In the entries below, count every line containing "text". Reply with the number alone.

--- START Input rows ---

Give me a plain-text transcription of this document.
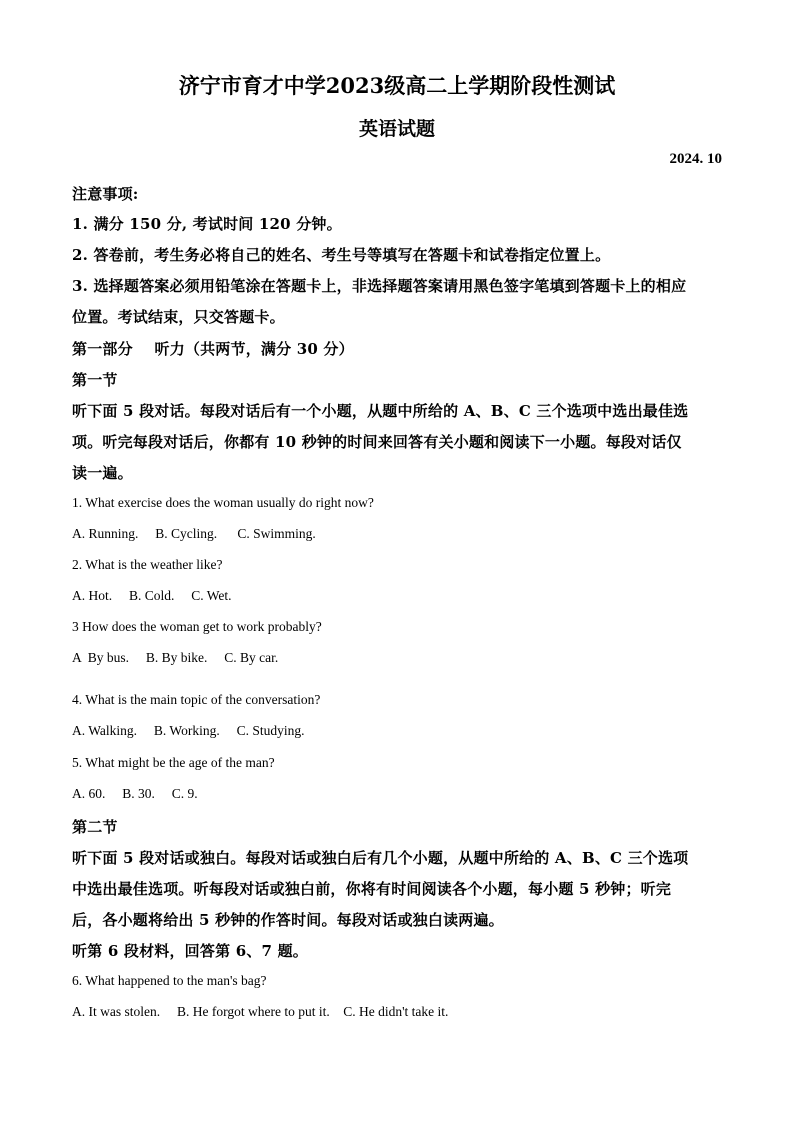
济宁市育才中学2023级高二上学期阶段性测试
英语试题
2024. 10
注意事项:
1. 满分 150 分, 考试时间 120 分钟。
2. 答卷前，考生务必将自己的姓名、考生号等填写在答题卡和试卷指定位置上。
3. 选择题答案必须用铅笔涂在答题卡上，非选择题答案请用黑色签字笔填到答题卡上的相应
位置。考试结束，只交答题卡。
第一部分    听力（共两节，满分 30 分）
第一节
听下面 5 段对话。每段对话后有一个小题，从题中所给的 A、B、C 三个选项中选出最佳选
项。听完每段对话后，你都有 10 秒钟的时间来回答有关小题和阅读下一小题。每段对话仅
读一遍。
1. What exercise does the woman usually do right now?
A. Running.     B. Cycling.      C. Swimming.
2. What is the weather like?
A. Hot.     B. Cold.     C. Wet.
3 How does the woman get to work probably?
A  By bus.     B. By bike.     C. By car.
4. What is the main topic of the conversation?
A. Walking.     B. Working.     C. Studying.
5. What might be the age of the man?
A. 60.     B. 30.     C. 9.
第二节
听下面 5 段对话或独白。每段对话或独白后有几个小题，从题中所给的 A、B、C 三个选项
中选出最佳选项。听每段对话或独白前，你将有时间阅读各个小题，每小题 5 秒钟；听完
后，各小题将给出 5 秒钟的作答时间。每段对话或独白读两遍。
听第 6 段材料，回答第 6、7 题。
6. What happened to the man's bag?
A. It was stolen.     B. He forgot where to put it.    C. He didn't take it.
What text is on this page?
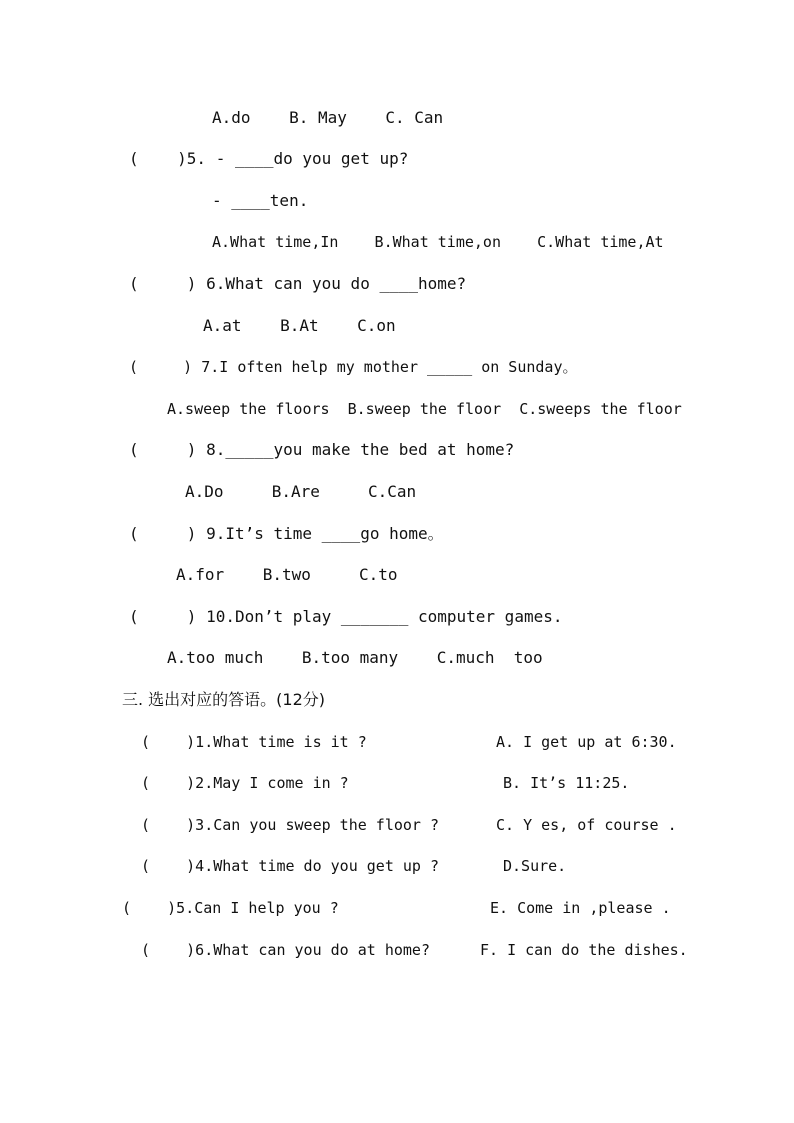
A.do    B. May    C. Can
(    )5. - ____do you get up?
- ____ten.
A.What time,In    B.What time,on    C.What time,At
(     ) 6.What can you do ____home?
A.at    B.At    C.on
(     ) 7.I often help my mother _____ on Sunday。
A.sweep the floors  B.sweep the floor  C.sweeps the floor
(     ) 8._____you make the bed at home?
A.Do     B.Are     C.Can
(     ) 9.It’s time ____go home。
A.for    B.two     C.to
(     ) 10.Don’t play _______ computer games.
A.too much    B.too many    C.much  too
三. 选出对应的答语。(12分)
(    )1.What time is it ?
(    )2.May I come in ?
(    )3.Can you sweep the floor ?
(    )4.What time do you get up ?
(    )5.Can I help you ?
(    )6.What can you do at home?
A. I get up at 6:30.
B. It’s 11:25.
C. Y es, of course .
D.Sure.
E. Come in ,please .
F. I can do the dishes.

--- END Input rows ---

■ **Written response**
2